> _What is required_
Select every line below containing the word "chất".

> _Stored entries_
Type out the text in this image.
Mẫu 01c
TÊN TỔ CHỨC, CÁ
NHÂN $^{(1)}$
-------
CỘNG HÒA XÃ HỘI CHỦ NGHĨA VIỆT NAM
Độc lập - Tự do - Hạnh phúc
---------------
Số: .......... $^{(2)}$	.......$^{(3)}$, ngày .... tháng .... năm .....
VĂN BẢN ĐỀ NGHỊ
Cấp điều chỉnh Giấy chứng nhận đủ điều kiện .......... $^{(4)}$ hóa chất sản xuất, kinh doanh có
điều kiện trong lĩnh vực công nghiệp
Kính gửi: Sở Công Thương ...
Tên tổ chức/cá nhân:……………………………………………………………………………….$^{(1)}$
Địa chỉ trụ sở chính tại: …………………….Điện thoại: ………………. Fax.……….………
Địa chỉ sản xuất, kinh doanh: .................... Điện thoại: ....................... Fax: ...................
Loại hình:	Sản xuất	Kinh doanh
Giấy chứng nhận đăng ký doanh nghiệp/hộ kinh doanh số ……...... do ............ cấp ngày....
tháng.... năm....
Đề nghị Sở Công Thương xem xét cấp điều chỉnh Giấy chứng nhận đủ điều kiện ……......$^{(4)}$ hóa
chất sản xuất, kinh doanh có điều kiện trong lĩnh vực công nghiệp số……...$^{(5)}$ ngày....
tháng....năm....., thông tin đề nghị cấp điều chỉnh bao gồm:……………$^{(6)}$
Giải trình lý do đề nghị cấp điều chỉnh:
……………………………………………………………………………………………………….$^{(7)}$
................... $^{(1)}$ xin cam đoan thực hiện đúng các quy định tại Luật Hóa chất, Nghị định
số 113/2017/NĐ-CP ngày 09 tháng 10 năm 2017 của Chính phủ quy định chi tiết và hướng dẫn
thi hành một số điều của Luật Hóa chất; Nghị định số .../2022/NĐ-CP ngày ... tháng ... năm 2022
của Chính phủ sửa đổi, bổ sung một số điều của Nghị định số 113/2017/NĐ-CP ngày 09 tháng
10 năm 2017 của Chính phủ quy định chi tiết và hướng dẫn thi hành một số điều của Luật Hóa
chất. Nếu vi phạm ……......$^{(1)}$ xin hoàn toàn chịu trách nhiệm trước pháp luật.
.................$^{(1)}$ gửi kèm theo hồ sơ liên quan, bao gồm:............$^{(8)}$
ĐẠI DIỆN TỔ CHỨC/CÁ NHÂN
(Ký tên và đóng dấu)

> _Final result_
Cấp điều chỉnh Giấy chứng nhận đủ điều kiện .......... $^{(4)}$ hóa chất sản xuất, kinh doanh có
chất sản xuất, kinh doanh có điều kiện trong lĩnh vực công nghiệp số……...$^{(5)}$ ngày....
................... $^{(1)}$ xin cam đoan thực hiện đúng các quy định tại Luật Hóa chất, Nghị định
thi hành một số điều của Luật Hóa chất; Nghị định số .../2022/NĐ-CP ngày ... tháng ... năm 2022
chất. Nếu vi phạm ……......$^{(1)}$ xin hoàn toàn chịu trách nhiệm trước pháp luật.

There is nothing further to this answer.